Copy out each line containing "floor" from the entries below.

BEGIN Working data

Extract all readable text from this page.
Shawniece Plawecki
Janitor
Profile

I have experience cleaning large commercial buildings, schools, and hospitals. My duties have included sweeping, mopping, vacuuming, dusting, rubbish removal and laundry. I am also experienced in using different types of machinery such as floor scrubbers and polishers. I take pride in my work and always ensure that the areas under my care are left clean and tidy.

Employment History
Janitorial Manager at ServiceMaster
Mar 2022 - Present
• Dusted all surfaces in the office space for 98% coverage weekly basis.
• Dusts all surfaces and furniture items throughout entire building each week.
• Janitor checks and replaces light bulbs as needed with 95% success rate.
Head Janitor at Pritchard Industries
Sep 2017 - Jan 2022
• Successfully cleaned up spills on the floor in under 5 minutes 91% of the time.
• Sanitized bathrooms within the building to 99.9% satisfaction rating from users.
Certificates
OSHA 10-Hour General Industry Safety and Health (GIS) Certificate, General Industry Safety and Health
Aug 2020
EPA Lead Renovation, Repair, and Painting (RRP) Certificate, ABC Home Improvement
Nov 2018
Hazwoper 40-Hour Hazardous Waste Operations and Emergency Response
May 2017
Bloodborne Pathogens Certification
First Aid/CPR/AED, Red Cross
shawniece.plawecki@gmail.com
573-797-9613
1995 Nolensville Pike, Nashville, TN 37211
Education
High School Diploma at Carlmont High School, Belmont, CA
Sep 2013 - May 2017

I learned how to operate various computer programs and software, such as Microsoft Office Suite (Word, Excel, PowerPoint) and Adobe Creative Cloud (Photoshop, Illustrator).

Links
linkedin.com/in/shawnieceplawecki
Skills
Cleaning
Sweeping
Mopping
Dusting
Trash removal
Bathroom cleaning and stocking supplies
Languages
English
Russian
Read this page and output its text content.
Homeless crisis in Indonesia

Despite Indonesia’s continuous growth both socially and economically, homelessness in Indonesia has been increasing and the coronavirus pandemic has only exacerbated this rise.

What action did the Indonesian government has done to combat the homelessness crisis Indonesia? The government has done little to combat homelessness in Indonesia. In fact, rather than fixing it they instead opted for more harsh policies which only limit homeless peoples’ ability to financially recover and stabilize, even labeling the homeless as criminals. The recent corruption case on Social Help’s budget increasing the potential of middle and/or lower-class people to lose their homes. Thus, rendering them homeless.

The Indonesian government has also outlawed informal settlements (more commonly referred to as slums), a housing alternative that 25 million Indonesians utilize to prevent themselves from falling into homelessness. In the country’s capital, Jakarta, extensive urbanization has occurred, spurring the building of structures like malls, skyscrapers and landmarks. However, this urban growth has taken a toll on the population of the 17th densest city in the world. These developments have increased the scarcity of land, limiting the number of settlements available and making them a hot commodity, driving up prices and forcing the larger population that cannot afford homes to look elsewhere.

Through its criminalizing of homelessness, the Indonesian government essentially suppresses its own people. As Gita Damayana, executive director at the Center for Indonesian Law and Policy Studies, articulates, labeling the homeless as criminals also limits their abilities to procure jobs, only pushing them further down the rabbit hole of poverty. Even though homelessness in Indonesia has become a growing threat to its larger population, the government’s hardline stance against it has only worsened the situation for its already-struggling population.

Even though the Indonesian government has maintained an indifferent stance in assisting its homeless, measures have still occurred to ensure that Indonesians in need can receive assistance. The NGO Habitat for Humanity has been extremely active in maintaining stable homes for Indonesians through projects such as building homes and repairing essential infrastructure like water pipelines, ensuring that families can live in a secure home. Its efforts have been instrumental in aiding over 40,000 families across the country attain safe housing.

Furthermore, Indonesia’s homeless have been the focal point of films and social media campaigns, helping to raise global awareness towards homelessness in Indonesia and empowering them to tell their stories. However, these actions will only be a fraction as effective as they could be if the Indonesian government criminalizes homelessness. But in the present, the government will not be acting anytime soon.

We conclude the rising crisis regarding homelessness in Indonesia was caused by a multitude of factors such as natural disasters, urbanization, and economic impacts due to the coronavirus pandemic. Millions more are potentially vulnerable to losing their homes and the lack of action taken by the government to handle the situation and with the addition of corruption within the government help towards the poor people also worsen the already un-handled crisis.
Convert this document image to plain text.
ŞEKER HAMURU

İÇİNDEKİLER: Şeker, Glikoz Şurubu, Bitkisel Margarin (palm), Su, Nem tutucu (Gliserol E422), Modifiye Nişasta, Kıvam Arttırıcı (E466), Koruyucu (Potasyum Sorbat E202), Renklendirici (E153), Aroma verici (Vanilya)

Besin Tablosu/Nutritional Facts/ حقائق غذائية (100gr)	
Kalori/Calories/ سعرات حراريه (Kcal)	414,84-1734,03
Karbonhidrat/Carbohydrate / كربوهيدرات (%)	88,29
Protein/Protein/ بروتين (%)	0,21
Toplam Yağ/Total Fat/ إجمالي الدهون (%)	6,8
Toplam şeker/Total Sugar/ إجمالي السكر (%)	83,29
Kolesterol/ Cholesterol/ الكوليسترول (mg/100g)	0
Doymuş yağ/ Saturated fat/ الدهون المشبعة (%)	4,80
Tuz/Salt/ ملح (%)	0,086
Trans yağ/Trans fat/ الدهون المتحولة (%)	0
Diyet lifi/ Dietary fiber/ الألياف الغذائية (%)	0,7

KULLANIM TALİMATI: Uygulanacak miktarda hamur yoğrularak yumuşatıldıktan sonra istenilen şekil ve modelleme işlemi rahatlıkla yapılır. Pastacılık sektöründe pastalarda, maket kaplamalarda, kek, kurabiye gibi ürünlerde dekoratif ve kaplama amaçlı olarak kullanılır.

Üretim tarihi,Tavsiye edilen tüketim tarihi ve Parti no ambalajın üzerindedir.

END Working data

Task response:
I have experience cleaning large commercial buildings, schools, and hospitals. My duties have included sweeping, mopping, vacuuming, dusting, rubbish removal and laundry. I am also experienced in using different types of machinery such as floor scrubbers and polishers. I take pride in my work and always ensure that the areas under my care are left clean and tidy.
• Successfully cleaned up spills on the floor in under 5 minutes 91% of the time.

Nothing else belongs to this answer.